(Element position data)
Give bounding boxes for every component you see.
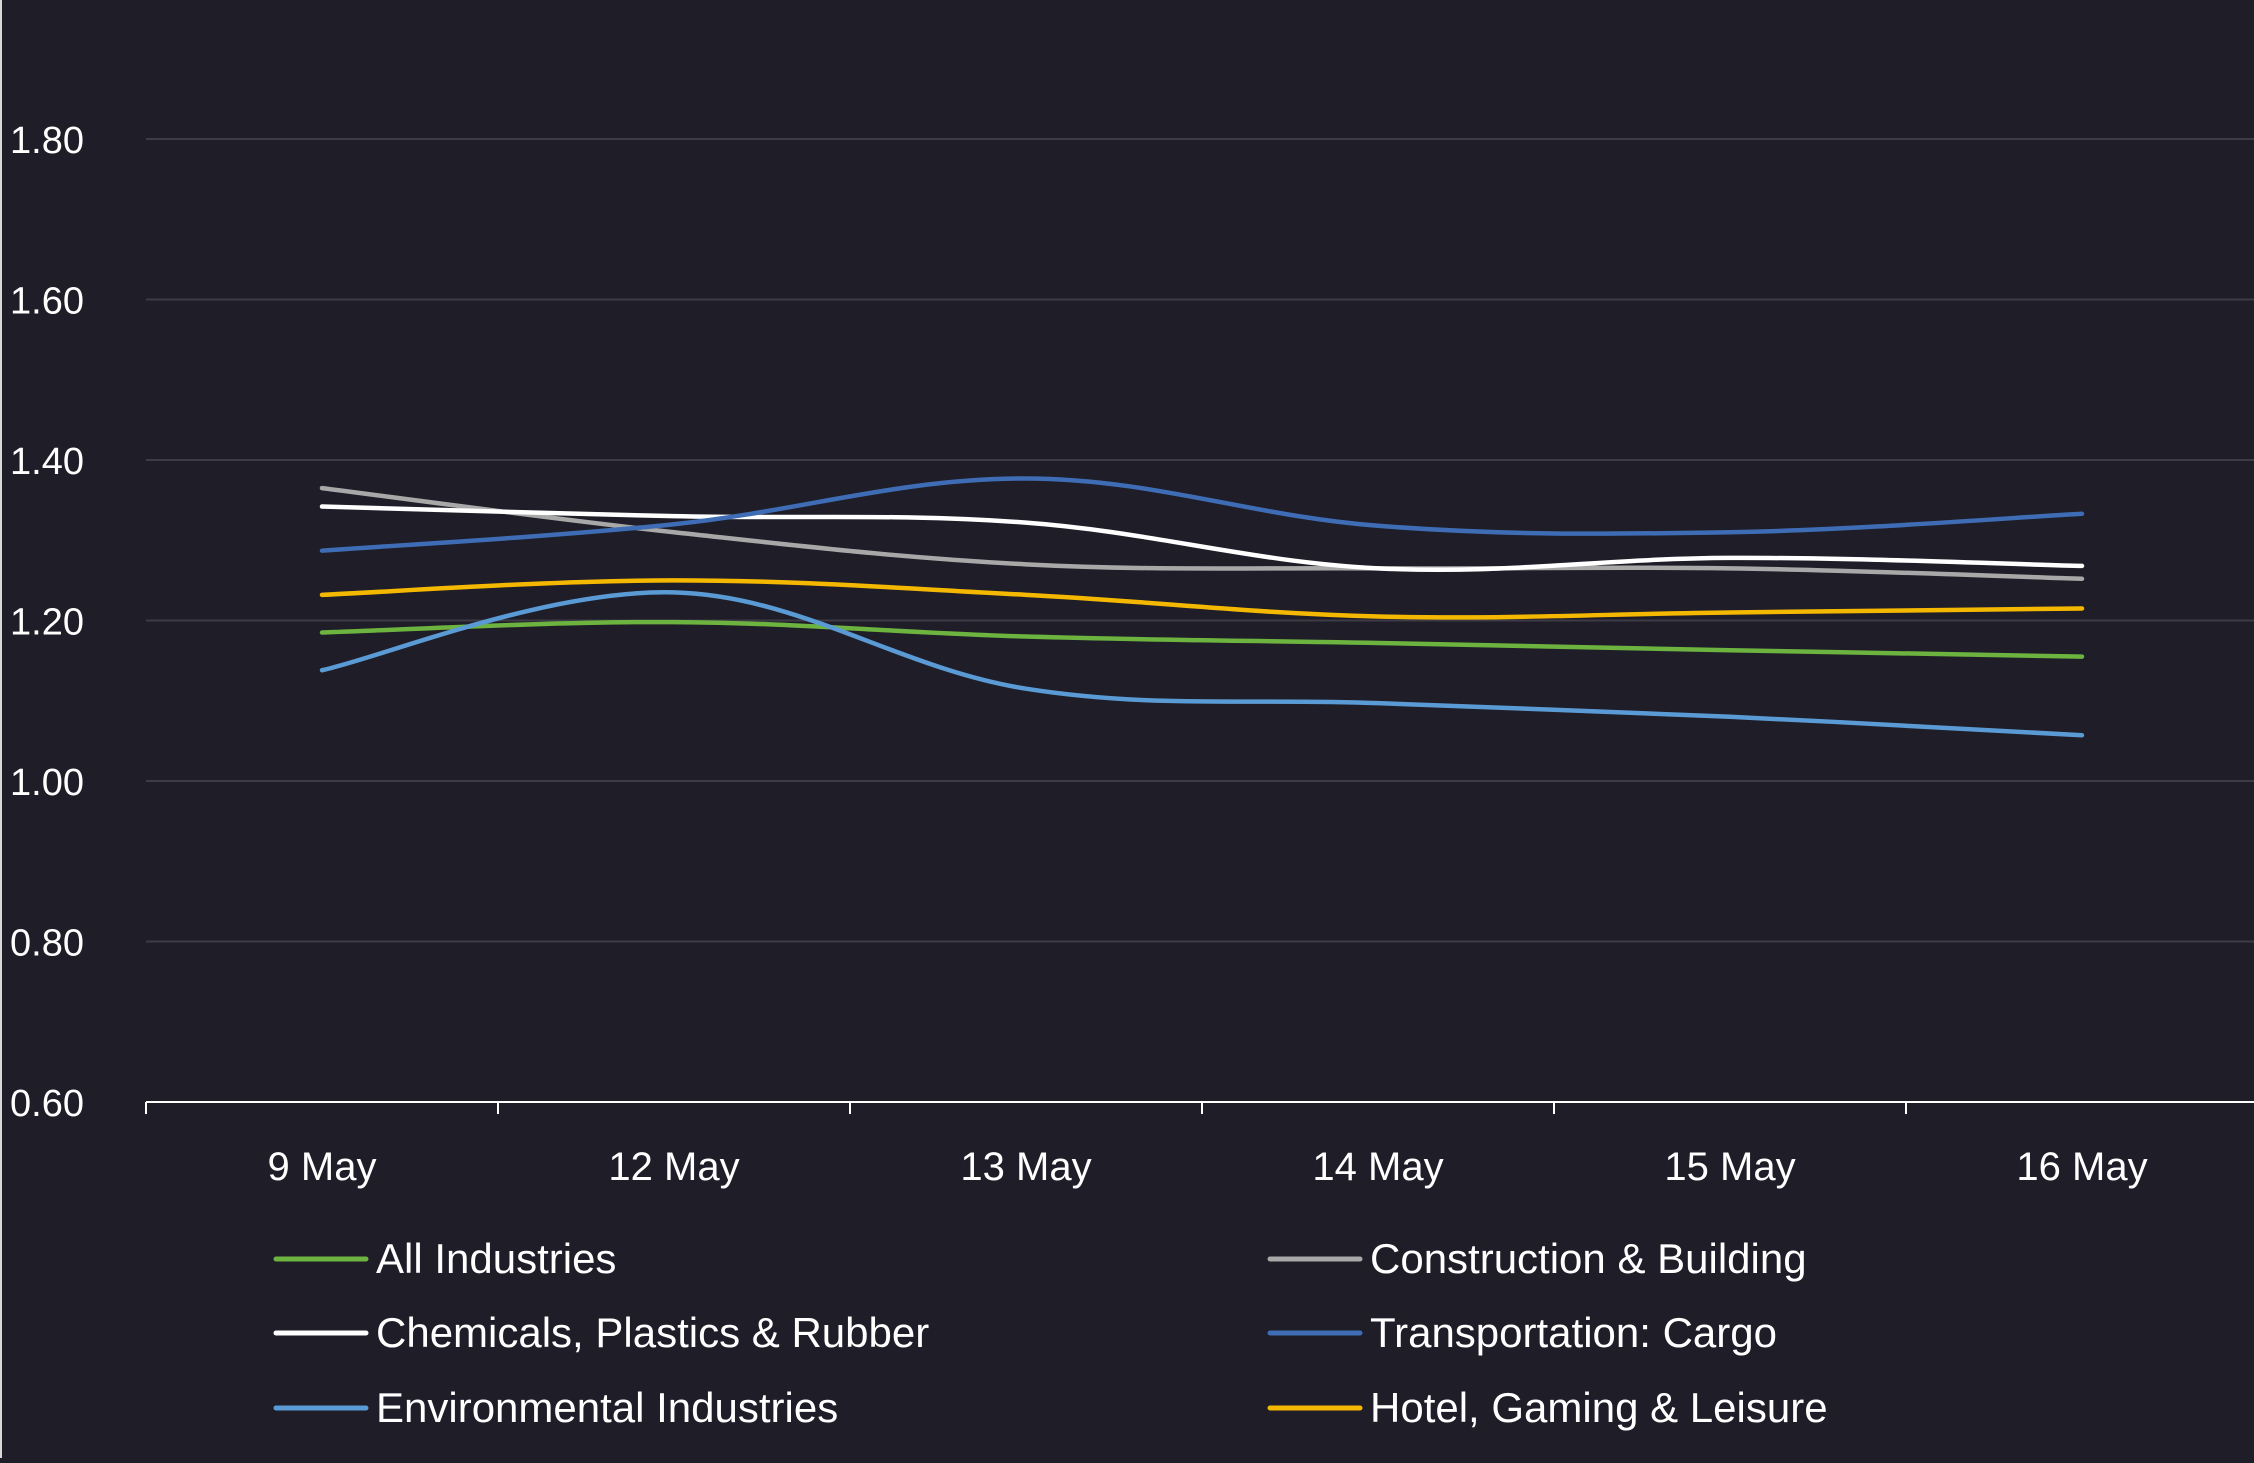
series-line-chemicals-plastics-rubber <box>319 504 2085 573</box>
legend: All Industries Construction & Building Che… <box>273 1235 1828 1431</box>
legend-item: Hotel, Gaming & Leisure <box>1267 1384 1828 1431</box>
legend-label: Environmental Industries <box>376 1384 838 1431</box>
y-tick-label: 0.60 <box>10 1083 84 1125</box>
legend-label: Construction & Building <box>1370 1235 1807 1282</box>
x-tick-label: 12 May <box>608 1145 739 1189</box>
x-tick-label: 16 May <box>2016 1145 2147 1189</box>
y-tick-label: 1.60 <box>10 281 84 323</box>
x-tick-label: 13 May <box>960 1145 1091 1189</box>
y-tick-label: 1.00 <box>10 762 84 804</box>
legend-item: Environmental Industries <box>273 1384 838 1431</box>
legend-label: Chemicals, Plastics & Rubber <box>376 1309 929 1356</box>
y-tick-label: 0.80 <box>10 923 84 965</box>
y-tick-label: 1.80 <box>10 120 84 162</box>
legend-item: Transportation: Cargo <box>1267 1309 1777 1356</box>
legend-item: Chemicals, Plastics & Rubber <box>273 1309 929 1356</box>
x-tick-label: 9 May <box>268 1145 377 1189</box>
series-lines <box>319 476 2085 738</box>
x-tick-label: 15 May <box>1664 1145 1795 1189</box>
series-line-all-industries <box>319 619 2085 659</box>
y-tick-label: 1.20 <box>10 602 84 644</box>
series-line-construction-building <box>319 485 2085 582</box>
series-line-transportation-cargo <box>319 476 2085 553</box>
x-tick-label: 14 May <box>1312 1145 1443 1189</box>
y-tick-label: 1.40 <box>10 441 84 483</box>
x-axis: 9 May 12 May 13 May 14 May 15 May 16 May <box>145 1101 2254 1189</box>
series-line-environmental-industries <box>319 590 2085 738</box>
legend-item: Construction & Building <box>1267 1235 1807 1282</box>
y-axis: 0.60 0.80 1.00 1.20 1.40 1.60 1.80 <box>10 120 84 1125</box>
series-line-hotel-gaming-leisure <box>319 578 2085 620</box>
legend-label: Transportation: Cargo <box>1370 1309 1777 1356</box>
legend-item: All Industries <box>273 1235 616 1282</box>
legend-label: All Industries <box>376 1235 616 1282</box>
legend-label: Hotel, Gaming & Leisure <box>1370 1384 1828 1431</box>
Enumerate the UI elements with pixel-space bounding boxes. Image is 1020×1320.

▶ _Written problem_: Copy the rows from the line holding "series-line-chemicals-plastics-rubber <box>319 504" through the line holding "legend-label: Environmental Industries", both included, without changing a character.

▶ _Exercise result_:
series-line-chemicals-plastics-rubber <box>319 504 2085 573</box>
legend: All Industries Construction & Building Che… <box>273 1235 1828 1431</box>
legend-item: Hotel, Gaming & Leisure <box>1267 1384 1828 1431</box>
legend-label: Environmental Industries <box>376 1384 838 1431</box>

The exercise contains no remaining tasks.